## WRITTEN EXERCISE
Make an exact copy of all the data.

**** DATA PROVIDED ****

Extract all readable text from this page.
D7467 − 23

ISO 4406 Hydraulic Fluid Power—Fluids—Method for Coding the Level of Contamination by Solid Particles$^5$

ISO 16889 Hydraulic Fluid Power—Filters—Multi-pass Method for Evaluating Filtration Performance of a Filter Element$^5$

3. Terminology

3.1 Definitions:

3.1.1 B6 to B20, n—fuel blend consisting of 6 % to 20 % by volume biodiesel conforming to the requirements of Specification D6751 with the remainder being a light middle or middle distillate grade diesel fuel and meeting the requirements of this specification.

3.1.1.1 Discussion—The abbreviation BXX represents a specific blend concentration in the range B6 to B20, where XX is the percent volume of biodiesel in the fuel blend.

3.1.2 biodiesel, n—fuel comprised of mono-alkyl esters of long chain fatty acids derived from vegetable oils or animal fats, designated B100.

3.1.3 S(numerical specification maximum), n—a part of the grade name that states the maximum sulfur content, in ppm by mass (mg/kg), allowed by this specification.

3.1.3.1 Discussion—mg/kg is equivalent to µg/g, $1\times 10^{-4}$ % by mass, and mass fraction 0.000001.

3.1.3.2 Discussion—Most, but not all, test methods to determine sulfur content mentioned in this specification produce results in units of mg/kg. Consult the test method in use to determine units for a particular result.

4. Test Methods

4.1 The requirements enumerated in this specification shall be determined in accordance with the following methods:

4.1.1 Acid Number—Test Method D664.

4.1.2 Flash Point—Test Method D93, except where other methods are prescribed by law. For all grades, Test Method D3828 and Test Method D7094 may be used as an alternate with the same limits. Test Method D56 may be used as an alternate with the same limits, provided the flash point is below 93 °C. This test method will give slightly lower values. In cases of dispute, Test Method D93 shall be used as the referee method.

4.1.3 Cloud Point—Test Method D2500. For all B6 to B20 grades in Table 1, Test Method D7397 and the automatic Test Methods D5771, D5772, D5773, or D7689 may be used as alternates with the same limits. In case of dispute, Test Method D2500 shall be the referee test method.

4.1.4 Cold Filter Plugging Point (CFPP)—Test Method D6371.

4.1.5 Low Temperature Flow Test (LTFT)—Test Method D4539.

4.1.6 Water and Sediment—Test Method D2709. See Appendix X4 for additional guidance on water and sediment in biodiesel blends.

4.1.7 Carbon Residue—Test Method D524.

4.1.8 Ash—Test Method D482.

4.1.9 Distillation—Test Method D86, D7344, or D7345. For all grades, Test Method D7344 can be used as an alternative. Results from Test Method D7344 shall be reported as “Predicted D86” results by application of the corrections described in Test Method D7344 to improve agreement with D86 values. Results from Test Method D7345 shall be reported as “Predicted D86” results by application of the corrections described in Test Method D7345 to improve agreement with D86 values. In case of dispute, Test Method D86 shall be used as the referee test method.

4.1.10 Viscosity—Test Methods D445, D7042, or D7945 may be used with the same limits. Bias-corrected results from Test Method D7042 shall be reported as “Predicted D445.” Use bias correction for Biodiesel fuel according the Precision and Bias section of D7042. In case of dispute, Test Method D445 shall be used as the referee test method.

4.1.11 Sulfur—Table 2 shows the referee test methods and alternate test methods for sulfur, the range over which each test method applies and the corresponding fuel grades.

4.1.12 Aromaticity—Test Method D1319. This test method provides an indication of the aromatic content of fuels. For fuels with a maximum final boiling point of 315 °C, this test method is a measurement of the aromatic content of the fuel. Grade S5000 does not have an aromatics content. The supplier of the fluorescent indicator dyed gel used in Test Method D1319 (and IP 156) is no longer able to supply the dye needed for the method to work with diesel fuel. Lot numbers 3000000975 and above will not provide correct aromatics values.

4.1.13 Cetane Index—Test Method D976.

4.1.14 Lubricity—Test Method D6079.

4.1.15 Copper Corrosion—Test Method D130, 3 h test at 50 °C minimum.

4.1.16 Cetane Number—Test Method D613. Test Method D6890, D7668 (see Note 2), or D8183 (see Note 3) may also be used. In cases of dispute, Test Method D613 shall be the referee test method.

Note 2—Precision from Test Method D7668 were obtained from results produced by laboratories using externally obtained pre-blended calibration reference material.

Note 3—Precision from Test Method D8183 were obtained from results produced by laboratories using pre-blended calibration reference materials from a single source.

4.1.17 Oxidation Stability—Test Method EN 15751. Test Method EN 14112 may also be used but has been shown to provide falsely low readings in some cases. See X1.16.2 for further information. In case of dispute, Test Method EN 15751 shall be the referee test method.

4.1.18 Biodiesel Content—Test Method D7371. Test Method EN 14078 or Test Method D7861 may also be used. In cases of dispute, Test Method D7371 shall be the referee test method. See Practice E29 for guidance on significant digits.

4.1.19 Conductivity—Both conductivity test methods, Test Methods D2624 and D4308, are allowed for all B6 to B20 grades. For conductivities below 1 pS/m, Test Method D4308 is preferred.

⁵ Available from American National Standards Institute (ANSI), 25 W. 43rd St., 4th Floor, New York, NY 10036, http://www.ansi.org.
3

****

## WRITTEN RESPONSE
Extract all readable text from this page.
D7467 − 23

ISO 4406 Hydraulic Fluid Power—Fluids—Method for Coding the Level of Contamination by Solid Particles$^5$

ISO 16889 Hydraulic Fluid Power—Filters—Multi-pass Method for Evaluating Filtration Performance of a Filter Element$^5$

3. Terminology

3.1 Definitions:

3.1.1 B6 to B20, n—fuel blend consisting of 6 % to 20 % by volume biodiesel conforming to the requirements of Specification D6751 with the remainder being a light middle or middle distillate grade diesel fuel and meeting the requirements of this specification.

3.1.1.1 Discussion—The abbreviation BXX represents a specific blend concentration in the range B6 to B20, where XX is the percent volume of biodiesel in the fuel blend.

3.1.2 biodiesel, n—fuel comprised of mono-alkyl esters of long chain fatty acids derived from vegetable oils or animal fats, designated B100.

3.1.3 S(numerical specification maximum), n—a part of the grade name that states the maximum sulfur content, in ppm by mass (mg/kg), allowed by this specification.

3.1.3.1 Discussion—mg/kg is equivalent to µg/g, $1\times 10^{-4}$ % by mass, and mass fraction 0.000001.

3.1.3.2 Discussion—Most, but not all, test methods to determine sulfur content mentioned in this specification produce results in units of mg/kg. Consult the test method in use to determine units for a particular result.

4. Test Methods

4.1 The requirements enumerated in this specification shall be determined in accordance with the following methods:

4.1.1 Acid Number—Test Method D664.

4.1.2 Flash Point—Test Method D93, except where other methods are prescribed by law. For all grades, Test Method D3828 and Test Method D7094 may be used as an alternate with the same limits. Test Method D56 may be used as an alternate with the same limits, provided the flash point is below 93 °C. This test method will give slightly lower values. In cases of dispute, Test Method D93 shall be used as the referee method.

4.1.3 Cloud Point—Test Method D2500. For all B6 to B20 grades in Table 1, Test Method D7397 and the automatic Test Methods D5771, D5772, D5773, or D7689 may be used as alternates with the same limits. In case of dispute, Test Method D2500 shall be the referee test method.

4.1.4 Cold Filter Plugging Point (CFPP)—Test Method D6371.

4.1.5 Low Temperature Flow Test (LTFT)—Test Method D4539.

4.1.6 Water and Sediment—Test Method D2709. See Appendix X4 for additional guidance on water and sediment in biodiesel blends.

4.1.7 Carbon Residue—Test Method D524.

4.1.8 Ash—Test Method D482.

4.1.9 Distillation—Test Method D86, D7344, or D7345. For all grades, Test Method D7344 can be used as an alternative. Results from Test Method D7344 shall be reported as “Predicted D86” results by application of the corrections described in Test Method D7344 to improve agreement with D86 values. Results from Test Method D7345 shall be reported as “Predicted D86” results by application of the corrections described in Test Method D7345 to improve agreement with D86 values. In case of dispute, Test Method D86 shall be used as the referee test method.

4.1.10 Viscosity—Test Methods D445, D7042, or D7945 may be used with the same limits. Bias-corrected results from Test Method D7042 shall be reported as “Predicted D445.” Use bias correction for Biodiesel fuel according the Precision and Bias section of D7042. In case of dispute, Test Method D445 shall be used as the referee test method.

4.1.11 Sulfur—Table 2 shows the referee test methods and alternate test methods for sulfur, the range over which each test method applies and the corresponding fuel grades.

4.1.12 Aromaticity—Test Method D1319. This test method provides an indication of the aromatic content of fuels. For fuels with a maximum final boiling point of 315 °C, this test method is a measurement of the aromatic content of the fuel. Grade S5000 does not have an aromatics content. The supplier of the fluorescent indicator dyed gel used in Test Method D1319 (and IP 156) is no longer able to supply the dye needed for the method to work with diesel fuel. Lot numbers 3000000975 and above will not provide correct aromatics values.

4.1.13 Cetane Index—Test Method D976.

4.1.14 Lubricity—Test Method D6079.

4.1.15 Copper Corrosion—Test Method D130, 3 h test at 50 °C minimum.

4.1.16 Cetane Number—Test Method D613. Test Method D6890, D7668 (see Note 2), or D8183 (see Note 3) may also be used. In cases of dispute, Test Method D613 shall be the referee test method.

Note 2—Precision from Test Method D7668 were obtained from results produced by laboratories using externally obtained pre-blended calibration reference material.

Note 3—Precision from Test Method D8183 were obtained from results produced by laboratories using pre-blended calibration reference materials from a single source.

4.1.17 Oxidation Stability—Test Method EN 15751. Test Method EN 14112 may also be used but has been shown to provide falsely low readings in some cases. See X1.16.2 for further information. In case of dispute, Test Method EN 15751 shall be the referee test method.

4.1.18 Biodiesel Content—Test Method D7371. Test Method EN 14078 or Test Method D7861 may also be used. In cases of dispute, Test Method D7371 shall be the referee test method. See Practice E29 for guidance on significant digits.

4.1.19 Conductivity—Both conductivity test methods, Test Methods D2624 and D4308, are allowed for all B6 to B20 grades. For conductivities below 1 pS/m, Test Method D4308 is preferred.

⁵ Available from American National Standards Institute (ANSI), 25 W. 43rd St., 4th Floor, New York, NY 10036, http://www.ansi.org.
3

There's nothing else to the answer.